*WRITTEN PROBLEM A*: Copy out the records exactly, from their first line through the line that contains "preset-description: Plug-in d'exportation Dolby", including both of those lines.

*EXCERPTED TEXT*:
3.8.3 Release of Personal Liability for the Companys Liabilities. The Company shall obtain the complete release of Ayers from all personal liability for any and all of the Companys debts, including but not limited to leases and promissory notes, and provide Ayers with acceptable proof (as determined in Ayers sole discretion) of said release no later than ten business days prior to the last day of Ayers employment by the Company.
3.8.4 Lump Sum Payment of Other Amounts Due Ayers. The Company shall pay to Ayers in a lump sum an amount equal to the sum of (i) all accrued but unpaid compensation that has been previously deferred due to the Companys financial difficulties, (ii) all amounts advanced and/or loaned by Ayers to the Company, and (iii) any and all other amounts due Ayers. The Company shall pay the lump sum payment pursuant to this Section 3.8.4 to Ayers on or before the last day of Ayers employment.
3.9 Termination and Cause Defined. The term "termination" shall mean termination by the Company, upon 60 days prior written notice to Ayers, of the employment of Ayers with the Company for any reason other than cause (as defined below), or resignation of Ayers upon the occurrence of either (i) a significant change in the nature or scope of Ayers' authorities or duties from those described in Section 2, a reduction in his compensation or breach by the Company of any other provision of this Agreement, (ii) a reasonable determination by Ayers that, as a result of a change in circumstances regarding his duties, he is unable to exercise his authorities, powers, functions or duties attached to his executive officer position or positions with the Company as contemplated in Section 2, or (iii) a change in control within the meaning of Section 3.10. The term "cause" means gross misconduct materially injurious to the Company or willful and material breach of this Agreement by Ayers that results in material injury to the Company.
3.10 Change of Control Defined. For purposes of this Agreement, each of the following specified events shall be deemed a "change of control": (i) any third person, including a "group" as defined in Sections 13(d)(3) or 14(d)(2) of the Securities Exchange Act of 1934, as amended, becomes the beneficial owner of shares of the Company or of proxies or other rights pertaining to the Company which carry 25 percent or more of the total number of votes for the election of the Board of Directors of the Company or with respect to a merger, consolidation or sale; (ii) as result of, or in connection with, any cash tender offer, merger, or other business combination of the foregoing, the persons who were directors of the Company immediately prior to such event cease to constitute a majority of the Board of Directors of the Company; (iii) the approval of an agreement providing either for a transaction or series of transactions by which the Company will cease to be an independent publicly-owned company or for a sale, lease or other disposition of all or substantially all of the assets of the Company; (iv) the determination by Ayers, in his sole discretion, that a Change of Control has occurred; or following any public offering of securities of the Company during any period of 24 consecutive months the persons who were members of the Company's Board of Directors at the commencement of the period cease for any reason to constitute a majority of the Company's Board of Directors.

*DATASET EXCERPTS*:
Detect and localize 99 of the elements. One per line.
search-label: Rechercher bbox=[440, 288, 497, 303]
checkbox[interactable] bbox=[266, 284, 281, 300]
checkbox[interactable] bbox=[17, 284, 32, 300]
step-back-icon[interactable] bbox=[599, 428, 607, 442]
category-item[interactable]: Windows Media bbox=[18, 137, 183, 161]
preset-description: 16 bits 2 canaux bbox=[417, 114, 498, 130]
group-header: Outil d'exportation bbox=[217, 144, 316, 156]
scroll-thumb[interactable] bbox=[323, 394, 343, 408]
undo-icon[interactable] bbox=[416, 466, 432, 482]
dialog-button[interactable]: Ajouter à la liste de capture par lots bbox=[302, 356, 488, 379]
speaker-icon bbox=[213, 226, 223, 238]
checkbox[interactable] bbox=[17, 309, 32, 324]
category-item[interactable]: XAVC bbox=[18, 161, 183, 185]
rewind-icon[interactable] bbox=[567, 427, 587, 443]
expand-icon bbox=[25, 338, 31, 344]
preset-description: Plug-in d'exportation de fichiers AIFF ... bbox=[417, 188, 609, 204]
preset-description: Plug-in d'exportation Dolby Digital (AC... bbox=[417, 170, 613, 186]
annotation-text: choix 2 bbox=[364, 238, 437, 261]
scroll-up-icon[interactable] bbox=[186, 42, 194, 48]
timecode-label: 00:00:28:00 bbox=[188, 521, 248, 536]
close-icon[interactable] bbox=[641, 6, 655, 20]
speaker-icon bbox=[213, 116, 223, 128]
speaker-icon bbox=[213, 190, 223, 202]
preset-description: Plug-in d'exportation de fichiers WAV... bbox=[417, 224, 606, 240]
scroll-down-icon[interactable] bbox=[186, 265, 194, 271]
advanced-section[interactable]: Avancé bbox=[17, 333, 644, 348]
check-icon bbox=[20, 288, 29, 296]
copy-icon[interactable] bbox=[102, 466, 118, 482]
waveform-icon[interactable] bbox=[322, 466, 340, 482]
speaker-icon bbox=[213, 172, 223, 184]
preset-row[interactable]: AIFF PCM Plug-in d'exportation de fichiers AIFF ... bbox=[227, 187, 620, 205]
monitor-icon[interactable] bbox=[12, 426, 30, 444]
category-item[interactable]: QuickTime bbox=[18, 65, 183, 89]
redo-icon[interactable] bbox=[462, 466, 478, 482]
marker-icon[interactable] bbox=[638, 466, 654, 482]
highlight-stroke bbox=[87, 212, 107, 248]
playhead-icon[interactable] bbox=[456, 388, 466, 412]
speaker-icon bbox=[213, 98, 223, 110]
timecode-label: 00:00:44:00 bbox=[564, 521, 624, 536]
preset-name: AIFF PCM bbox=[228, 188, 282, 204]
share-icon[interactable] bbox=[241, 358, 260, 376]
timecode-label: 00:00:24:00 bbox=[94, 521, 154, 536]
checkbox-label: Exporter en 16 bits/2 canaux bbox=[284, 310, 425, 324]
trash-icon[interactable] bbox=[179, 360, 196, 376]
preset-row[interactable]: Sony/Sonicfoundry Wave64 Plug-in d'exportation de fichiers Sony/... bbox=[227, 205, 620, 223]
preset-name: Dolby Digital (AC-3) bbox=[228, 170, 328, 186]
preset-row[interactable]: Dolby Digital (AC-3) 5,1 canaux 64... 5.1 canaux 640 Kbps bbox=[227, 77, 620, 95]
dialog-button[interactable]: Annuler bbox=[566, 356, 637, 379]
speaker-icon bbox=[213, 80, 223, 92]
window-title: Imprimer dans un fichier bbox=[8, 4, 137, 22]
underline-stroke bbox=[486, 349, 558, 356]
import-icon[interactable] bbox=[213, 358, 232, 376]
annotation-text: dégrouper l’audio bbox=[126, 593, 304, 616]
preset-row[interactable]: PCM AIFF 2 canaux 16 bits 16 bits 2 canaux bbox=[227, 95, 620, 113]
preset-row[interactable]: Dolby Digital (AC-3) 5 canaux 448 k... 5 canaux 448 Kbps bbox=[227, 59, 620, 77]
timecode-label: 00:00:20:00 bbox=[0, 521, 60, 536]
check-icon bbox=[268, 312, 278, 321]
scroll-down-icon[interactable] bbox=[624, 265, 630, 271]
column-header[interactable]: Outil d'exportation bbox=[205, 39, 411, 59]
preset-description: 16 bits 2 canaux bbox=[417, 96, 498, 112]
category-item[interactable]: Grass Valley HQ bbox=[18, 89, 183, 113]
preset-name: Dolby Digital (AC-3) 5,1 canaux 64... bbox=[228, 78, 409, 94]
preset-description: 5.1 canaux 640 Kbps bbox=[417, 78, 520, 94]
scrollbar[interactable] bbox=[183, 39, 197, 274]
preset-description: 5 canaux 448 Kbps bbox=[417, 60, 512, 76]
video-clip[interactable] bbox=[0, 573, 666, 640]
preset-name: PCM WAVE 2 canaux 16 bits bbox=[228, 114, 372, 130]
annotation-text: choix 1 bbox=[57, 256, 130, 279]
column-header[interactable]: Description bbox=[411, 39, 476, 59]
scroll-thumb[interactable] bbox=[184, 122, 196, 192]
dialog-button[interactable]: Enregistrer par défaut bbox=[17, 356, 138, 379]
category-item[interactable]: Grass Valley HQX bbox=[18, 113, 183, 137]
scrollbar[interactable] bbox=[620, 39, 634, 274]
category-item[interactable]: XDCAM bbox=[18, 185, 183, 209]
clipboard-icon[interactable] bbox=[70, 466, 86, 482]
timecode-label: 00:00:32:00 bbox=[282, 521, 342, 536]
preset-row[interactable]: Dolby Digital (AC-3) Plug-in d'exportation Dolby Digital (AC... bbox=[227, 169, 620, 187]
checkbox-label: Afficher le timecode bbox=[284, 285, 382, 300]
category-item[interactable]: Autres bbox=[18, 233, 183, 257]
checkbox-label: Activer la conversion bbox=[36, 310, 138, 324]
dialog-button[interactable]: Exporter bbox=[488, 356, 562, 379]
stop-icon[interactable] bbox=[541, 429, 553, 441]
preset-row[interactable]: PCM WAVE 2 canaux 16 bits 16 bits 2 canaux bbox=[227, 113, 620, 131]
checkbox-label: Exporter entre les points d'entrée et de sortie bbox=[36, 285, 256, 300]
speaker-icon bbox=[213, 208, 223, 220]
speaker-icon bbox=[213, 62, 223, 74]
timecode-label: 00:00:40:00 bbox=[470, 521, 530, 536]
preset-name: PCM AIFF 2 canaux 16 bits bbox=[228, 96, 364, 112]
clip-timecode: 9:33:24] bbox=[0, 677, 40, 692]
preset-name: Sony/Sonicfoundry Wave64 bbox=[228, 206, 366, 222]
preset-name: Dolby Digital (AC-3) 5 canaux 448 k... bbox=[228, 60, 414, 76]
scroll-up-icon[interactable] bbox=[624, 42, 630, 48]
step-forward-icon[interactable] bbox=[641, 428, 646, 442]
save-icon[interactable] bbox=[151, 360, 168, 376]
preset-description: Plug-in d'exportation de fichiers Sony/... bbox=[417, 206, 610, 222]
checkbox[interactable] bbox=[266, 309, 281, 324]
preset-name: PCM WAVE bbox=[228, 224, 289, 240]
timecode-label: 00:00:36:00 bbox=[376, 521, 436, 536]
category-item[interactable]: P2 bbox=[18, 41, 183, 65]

*WRITTEN PROBLEM B*: According to the agreement excerpt, how many days of prior written notice must the Company give Ayers for a termination?

*FULL ANSWER A*:
Detect and localize 99 of the elements. One per line.
search-label: Rechercher bbox=[440, 288, 497, 303]
checkbox[interactable] bbox=[266, 284, 281, 300]
checkbox[interactable] bbox=[17, 284, 32, 300]
step-back-icon[interactable] bbox=[599, 428, 607, 442]
category-item[interactable]: Windows Media bbox=[18, 137, 183, 161]
preset-description: 16 bits 2 canaux bbox=[417, 114, 498, 130]
group-header: Outil d'exportation bbox=[217, 144, 316, 156]
scroll-thumb[interactable] bbox=[323, 394, 343, 408]
undo-icon[interactable] bbox=[416, 466, 432, 482]
dialog-button[interactable]: Ajouter à la liste de capture par lots bbox=[302, 356, 488, 379]
speaker-icon bbox=[213, 226, 223, 238]
checkbox[interactable] bbox=[17, 309, 32, 324]
category-item[interactable]: XAVC bbox=[18, 161, 183, 185]
rewind-icon[interactable] bbox=[567, 427, 587, 443]
expand-icon bbox=[25, 338, 31, 344]
preset-description: Plug-in d'exportation de fichiers AIFF ... bbox=[417, 188, 609, 204]
preset-description: Plug-in d'exportation Dolby Digital (AC... bbox=[417, 170, 613, 186]

*FULL ANSWER B*: 60 days